◆ **GOAL**: Search the records for "Buyers". Copy every line where it appears.

Chart and figure data
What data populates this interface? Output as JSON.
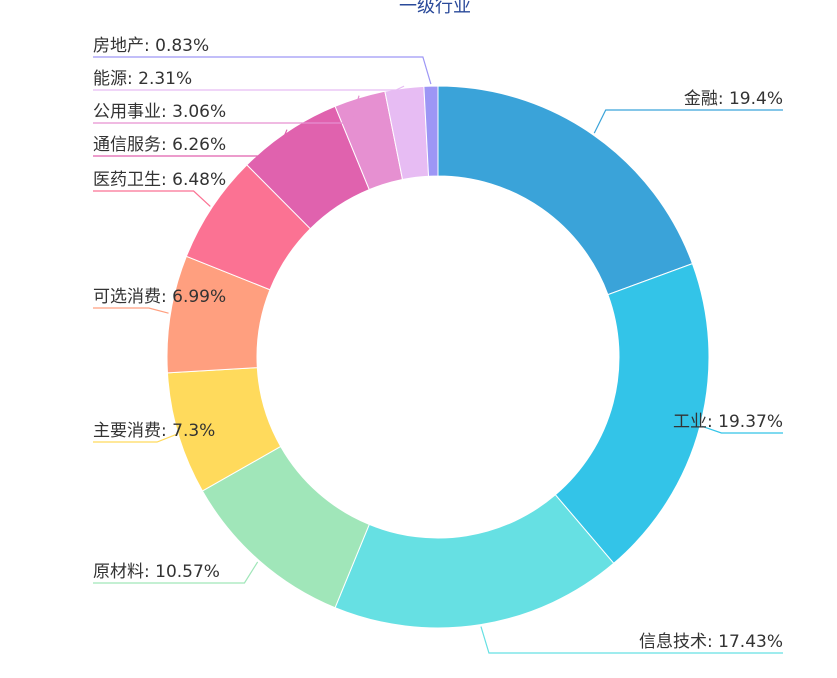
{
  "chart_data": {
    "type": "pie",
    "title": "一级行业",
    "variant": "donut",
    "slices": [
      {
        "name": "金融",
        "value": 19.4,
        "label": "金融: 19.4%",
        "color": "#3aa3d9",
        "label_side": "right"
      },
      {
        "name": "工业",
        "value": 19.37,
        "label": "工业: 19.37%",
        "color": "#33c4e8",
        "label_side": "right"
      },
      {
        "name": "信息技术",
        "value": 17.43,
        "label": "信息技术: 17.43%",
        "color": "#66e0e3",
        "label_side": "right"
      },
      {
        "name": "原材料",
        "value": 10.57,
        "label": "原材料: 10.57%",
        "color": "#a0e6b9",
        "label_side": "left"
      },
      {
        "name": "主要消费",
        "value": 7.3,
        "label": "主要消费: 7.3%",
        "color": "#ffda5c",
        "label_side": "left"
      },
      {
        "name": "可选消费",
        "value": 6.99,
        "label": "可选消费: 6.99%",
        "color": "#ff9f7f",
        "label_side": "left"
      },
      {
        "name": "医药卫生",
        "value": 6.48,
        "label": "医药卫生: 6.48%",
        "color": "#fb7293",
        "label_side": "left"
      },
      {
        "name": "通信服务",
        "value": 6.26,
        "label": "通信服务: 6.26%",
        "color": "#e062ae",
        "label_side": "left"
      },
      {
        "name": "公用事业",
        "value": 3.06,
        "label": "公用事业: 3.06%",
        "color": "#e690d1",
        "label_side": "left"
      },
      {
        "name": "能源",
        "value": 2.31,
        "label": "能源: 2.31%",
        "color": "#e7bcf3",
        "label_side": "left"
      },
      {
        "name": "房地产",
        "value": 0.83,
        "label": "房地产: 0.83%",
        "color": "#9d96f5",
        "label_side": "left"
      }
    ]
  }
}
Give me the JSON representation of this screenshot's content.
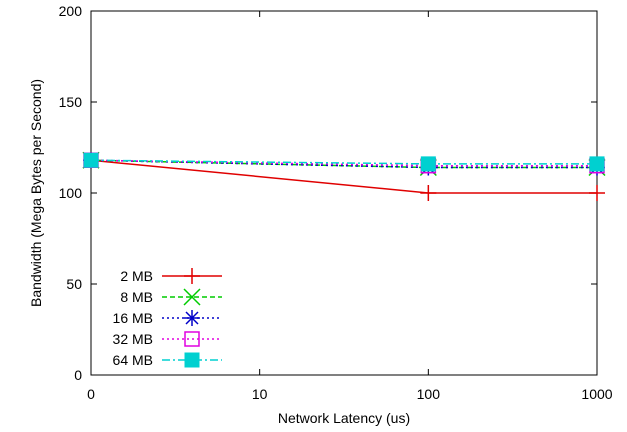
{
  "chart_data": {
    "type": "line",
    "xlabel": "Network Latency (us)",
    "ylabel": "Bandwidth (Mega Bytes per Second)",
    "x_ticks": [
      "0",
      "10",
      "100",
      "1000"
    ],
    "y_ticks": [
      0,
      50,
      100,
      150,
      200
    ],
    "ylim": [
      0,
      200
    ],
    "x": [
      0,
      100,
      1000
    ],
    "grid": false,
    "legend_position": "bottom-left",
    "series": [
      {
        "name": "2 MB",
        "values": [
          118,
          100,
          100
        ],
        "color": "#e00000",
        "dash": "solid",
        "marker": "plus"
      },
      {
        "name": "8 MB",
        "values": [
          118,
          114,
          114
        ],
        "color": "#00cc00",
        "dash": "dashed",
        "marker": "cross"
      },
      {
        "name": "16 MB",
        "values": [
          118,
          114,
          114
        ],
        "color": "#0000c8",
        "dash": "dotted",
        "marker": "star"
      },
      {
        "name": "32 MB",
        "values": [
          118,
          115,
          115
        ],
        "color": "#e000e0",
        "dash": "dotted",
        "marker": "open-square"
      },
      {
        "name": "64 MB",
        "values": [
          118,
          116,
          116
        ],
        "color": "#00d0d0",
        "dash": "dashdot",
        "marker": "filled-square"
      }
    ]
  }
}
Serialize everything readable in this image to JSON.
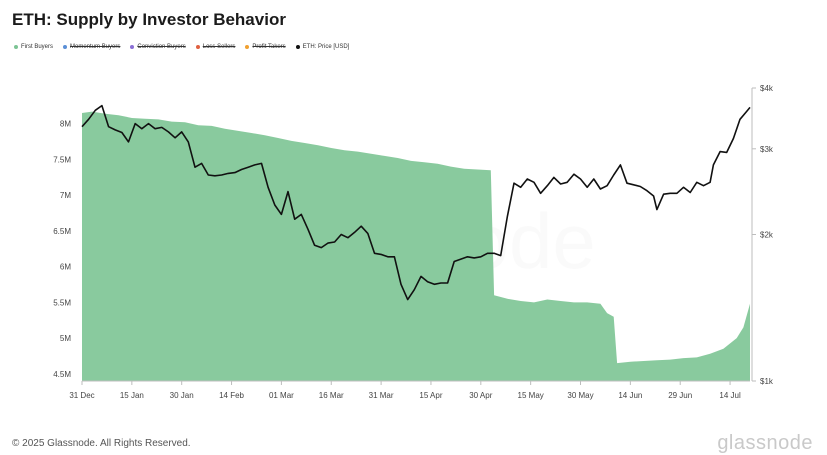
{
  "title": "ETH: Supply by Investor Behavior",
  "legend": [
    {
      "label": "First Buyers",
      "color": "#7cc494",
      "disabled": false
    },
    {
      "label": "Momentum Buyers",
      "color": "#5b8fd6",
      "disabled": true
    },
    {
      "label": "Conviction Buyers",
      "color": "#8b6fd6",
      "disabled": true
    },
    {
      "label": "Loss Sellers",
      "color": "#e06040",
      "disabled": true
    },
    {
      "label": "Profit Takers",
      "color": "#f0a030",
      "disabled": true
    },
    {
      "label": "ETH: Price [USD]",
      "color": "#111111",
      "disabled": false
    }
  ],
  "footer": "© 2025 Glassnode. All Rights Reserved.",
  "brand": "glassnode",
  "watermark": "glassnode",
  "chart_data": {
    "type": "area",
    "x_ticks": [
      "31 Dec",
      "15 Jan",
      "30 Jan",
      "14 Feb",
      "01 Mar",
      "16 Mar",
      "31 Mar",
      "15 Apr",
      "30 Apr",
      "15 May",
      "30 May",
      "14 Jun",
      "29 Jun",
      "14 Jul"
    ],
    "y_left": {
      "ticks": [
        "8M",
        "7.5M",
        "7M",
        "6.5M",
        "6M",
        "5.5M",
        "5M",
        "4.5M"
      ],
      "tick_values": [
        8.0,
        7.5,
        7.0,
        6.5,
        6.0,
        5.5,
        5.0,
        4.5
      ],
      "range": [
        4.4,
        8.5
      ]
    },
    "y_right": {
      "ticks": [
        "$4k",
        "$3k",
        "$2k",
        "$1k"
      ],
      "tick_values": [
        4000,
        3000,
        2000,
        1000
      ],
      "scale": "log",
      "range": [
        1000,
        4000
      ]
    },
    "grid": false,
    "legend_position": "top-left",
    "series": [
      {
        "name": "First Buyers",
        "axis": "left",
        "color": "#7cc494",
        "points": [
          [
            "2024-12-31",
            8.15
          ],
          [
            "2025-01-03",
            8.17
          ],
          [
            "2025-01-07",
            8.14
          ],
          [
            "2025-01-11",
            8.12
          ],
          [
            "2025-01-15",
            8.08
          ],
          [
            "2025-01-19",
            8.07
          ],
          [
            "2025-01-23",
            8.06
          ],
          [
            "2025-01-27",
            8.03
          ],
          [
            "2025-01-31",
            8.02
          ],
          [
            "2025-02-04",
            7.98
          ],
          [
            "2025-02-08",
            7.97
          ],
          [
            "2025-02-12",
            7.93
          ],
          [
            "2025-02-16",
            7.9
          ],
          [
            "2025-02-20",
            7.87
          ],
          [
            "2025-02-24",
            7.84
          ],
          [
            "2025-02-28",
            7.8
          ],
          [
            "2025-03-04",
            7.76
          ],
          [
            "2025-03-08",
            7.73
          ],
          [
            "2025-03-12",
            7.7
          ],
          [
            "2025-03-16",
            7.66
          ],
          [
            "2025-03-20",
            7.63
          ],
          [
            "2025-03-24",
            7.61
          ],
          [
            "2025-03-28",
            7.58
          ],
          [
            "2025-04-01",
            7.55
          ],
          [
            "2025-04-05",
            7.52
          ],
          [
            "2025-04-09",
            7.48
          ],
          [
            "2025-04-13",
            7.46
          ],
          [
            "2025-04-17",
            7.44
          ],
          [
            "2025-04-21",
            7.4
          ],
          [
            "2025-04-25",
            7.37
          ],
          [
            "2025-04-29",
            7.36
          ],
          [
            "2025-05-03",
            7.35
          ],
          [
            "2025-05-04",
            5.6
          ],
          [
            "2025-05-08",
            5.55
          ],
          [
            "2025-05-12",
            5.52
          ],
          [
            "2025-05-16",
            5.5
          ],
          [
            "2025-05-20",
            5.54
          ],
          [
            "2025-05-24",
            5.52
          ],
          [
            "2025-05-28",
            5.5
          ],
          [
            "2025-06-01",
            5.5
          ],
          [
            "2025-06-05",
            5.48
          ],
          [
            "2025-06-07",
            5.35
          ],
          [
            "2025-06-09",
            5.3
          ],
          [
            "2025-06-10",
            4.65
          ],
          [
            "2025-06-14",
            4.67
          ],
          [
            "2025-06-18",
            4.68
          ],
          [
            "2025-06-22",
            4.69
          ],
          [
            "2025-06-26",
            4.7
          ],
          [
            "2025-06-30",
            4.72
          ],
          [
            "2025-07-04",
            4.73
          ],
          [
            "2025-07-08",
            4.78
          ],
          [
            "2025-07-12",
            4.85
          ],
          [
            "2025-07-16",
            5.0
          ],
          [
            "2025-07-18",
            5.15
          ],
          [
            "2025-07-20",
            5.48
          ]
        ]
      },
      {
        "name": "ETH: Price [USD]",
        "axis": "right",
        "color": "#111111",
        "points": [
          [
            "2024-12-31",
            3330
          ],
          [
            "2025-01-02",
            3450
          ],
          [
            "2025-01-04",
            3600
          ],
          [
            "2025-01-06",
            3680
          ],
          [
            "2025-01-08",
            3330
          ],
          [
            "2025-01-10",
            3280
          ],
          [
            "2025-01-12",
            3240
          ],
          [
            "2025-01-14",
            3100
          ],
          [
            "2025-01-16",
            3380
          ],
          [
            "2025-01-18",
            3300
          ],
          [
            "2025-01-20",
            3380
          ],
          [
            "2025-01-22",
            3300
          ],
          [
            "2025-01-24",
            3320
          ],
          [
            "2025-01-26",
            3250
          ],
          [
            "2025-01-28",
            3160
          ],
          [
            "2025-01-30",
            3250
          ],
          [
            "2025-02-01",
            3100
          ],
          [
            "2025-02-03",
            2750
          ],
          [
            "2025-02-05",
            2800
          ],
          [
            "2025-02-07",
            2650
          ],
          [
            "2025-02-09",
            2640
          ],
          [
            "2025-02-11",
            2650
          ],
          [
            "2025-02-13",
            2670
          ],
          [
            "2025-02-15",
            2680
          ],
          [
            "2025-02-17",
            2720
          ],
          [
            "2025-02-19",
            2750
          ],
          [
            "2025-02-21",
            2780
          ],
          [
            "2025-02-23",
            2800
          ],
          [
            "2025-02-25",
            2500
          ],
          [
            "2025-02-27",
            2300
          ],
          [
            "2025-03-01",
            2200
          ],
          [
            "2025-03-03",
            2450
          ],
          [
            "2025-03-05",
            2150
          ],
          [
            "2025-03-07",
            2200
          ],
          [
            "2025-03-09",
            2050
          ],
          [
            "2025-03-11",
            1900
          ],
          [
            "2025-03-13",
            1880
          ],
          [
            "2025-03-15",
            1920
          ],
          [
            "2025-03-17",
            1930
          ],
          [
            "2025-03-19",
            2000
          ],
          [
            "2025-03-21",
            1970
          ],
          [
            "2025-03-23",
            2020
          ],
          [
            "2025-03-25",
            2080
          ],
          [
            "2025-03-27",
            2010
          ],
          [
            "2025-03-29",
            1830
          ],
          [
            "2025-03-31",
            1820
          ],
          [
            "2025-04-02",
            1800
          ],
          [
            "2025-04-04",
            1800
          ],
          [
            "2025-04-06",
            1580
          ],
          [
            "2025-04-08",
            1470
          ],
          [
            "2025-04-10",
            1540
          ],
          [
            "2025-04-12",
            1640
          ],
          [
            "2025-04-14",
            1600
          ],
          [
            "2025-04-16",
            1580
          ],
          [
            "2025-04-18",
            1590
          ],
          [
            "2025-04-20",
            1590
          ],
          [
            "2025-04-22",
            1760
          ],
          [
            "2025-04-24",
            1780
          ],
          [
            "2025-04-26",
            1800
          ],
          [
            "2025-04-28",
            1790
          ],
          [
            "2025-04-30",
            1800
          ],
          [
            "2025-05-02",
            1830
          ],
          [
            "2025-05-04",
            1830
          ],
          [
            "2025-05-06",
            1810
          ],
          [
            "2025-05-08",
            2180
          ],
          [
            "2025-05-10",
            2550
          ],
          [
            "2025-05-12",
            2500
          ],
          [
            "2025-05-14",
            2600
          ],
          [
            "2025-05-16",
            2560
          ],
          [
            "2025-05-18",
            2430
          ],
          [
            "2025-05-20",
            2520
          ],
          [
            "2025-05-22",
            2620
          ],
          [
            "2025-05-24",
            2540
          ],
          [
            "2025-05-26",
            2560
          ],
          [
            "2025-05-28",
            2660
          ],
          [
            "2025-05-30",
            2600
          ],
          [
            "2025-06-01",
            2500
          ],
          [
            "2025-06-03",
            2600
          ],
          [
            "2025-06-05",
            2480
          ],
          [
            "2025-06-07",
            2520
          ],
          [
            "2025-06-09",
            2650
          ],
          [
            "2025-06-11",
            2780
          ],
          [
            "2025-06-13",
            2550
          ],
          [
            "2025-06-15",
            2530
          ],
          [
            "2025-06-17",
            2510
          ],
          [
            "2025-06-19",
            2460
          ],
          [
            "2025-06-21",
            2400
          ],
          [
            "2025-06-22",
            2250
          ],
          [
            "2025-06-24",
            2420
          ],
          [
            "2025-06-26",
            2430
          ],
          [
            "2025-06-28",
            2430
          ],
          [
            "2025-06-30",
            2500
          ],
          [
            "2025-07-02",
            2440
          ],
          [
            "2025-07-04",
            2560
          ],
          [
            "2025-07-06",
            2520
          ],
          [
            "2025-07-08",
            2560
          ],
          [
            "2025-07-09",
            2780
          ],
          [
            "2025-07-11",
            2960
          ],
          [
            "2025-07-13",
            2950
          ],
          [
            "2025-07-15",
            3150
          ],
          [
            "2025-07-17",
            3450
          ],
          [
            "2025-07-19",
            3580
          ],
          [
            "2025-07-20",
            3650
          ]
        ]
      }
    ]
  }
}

◆ **OUTPUT FOR THIS TASK**:
      "label": "First Buyers",
      "label": "Momentum Buyers",
      "label": "Conviction Buyers",
        "name": "First Buyers",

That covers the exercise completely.